Task brief
Return the listing below unchanged, minus its pictures.

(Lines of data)
## start
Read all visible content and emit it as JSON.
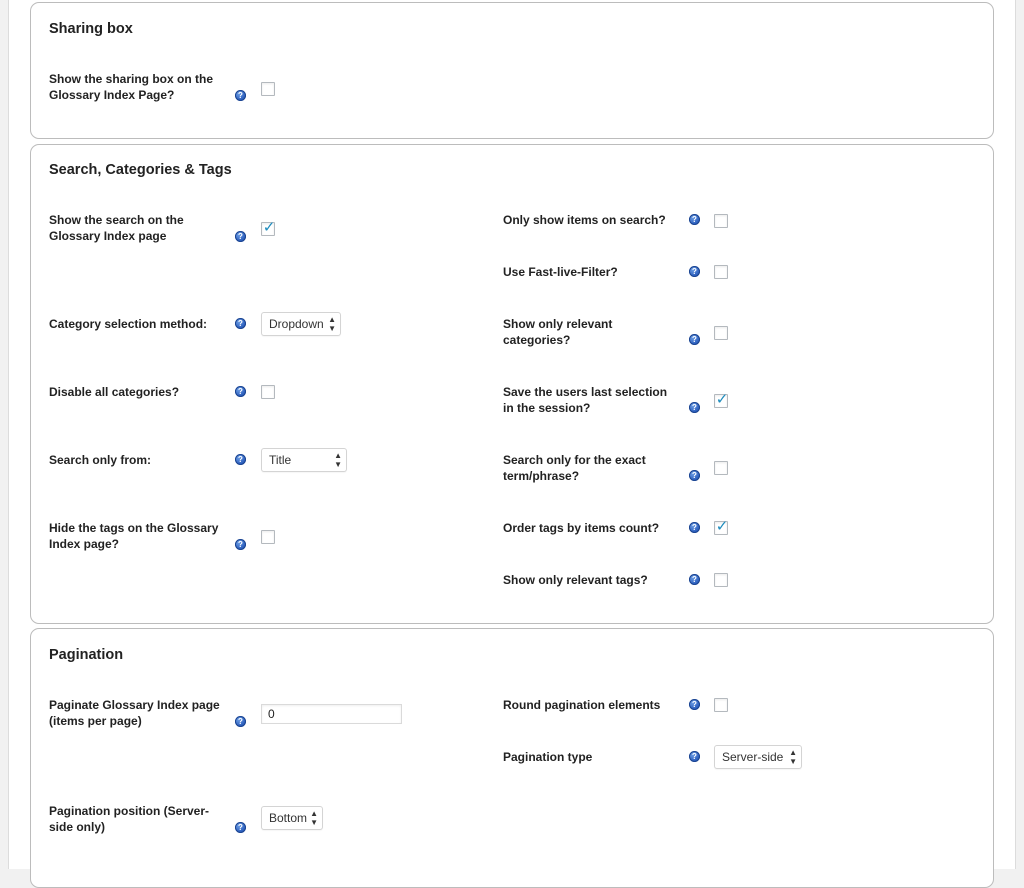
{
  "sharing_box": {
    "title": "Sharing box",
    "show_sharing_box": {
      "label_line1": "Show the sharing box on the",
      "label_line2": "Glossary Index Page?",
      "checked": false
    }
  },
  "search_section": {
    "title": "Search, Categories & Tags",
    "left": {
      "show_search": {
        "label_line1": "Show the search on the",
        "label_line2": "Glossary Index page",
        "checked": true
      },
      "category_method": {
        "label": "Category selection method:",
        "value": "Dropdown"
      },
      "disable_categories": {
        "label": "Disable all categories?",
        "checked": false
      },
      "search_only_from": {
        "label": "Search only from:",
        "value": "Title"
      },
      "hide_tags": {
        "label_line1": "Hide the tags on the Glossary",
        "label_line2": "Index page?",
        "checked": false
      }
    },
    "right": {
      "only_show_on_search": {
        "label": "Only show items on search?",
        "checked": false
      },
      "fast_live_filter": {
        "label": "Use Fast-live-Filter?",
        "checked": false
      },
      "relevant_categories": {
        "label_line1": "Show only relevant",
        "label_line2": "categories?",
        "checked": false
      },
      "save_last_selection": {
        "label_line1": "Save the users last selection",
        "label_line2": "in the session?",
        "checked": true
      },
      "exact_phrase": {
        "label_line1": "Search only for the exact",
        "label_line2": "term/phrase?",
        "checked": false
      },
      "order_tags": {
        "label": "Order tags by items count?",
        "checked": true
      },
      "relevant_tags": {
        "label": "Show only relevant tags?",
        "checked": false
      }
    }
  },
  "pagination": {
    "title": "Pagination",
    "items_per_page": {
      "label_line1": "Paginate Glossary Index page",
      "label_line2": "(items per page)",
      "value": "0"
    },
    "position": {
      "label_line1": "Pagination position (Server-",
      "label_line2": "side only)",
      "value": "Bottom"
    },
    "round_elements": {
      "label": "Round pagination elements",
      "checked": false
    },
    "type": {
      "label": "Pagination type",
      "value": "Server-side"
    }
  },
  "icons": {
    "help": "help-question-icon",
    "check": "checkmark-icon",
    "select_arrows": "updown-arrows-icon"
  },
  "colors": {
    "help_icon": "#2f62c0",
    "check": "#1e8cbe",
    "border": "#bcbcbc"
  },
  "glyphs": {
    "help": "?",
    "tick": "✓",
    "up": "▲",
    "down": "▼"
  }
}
## end
Task response
Read all visible content and emit it as JSON.
{
  "sharing_box": {
    "title": "Sharing box",
    "show_sharing_box": {
      "label_line1": "Show the sharing box on the",
      "label_line2": "Glossary Index Page?",
      "checked": false
    }
  },
  "search_section": {
    "title": "Search, Categories & Tags",
    "left": {
      "show_search": {
        "label_line1": "Show the search on the",
        "label_line2": "Glossary Index page",
        "checked": true
      },
      "category_method": {
        "label": "Category selection method:",
        "value": "Dropdown"
      },
      "disable_categories": {
        "label": "Disable all categories?",
        "checked": false
      },
      "search_only_from": {
        "label": "Search only from:",
        "value": "Title"
      },
      "hide_tags": {
        "label_line1": "Hide the tags on the Glossary",
        "label_line2": "Index page?",
        "checked": false
      }
    },
    "right": {
      "only_show_on_search": {
        "label": "Only show items on search?",
        "checked": false
      },
      "fast_live_filter": {
        "label": "Use Fast-live-Filter?",
        "checked": false
      },
      "relevant_categories": {
        "label_line1": "Show only relevant",
        "label_line2": "categories?",
        "checked": false
      },
      "save_last_selection": {
        "label_line1": "Save the users last selection",
        "label_line2": "in the session?",
        "checked": true
      },
      "exact_phrase": {
        "label_line1": "Search only for the exact",
        "label_line2": "term/phrase?",
        "checked": false
      },
      "order_tags": {
        "label": "Order tags by items count?",
        "checked": true
      },
      "relevant_tags": {
        "label": "Show only relevant tags?",
        "checked": false
      }
    }
  },
  "pagination": {
    "title": "Pagination",
    "items_per_page": {
      "label_line1": "Paginate Glossary Index page",
      "label_line2": "(items per page)",
      "value": "0"
    },
    "position": {
      "label_line1": "Pagination position (Server-",
      "label_line2": "side only)",
      "value": "Bottom"
    },
    "round_elements": {
      "label": "Round pagination elements",
      "checked": false
    },
    "type": {
      "label": "Pagination type",
      "value": "Server-side"
    }
  },
  "icons": {
    "help": "help-question-icon",
    "check": "checkmark-icon",
    "select_arrows": "updown-arrows-icon"
  },
  "colors": {
    "help_icon": "#2f62c0",
    "check": "#1e8cbe",
    "border": "#bcbcbc"
  },
  "glyphs": {
    "help": "?",
    "tick": "✓",
    "up": "▲",
    "down": "▼"
  }
}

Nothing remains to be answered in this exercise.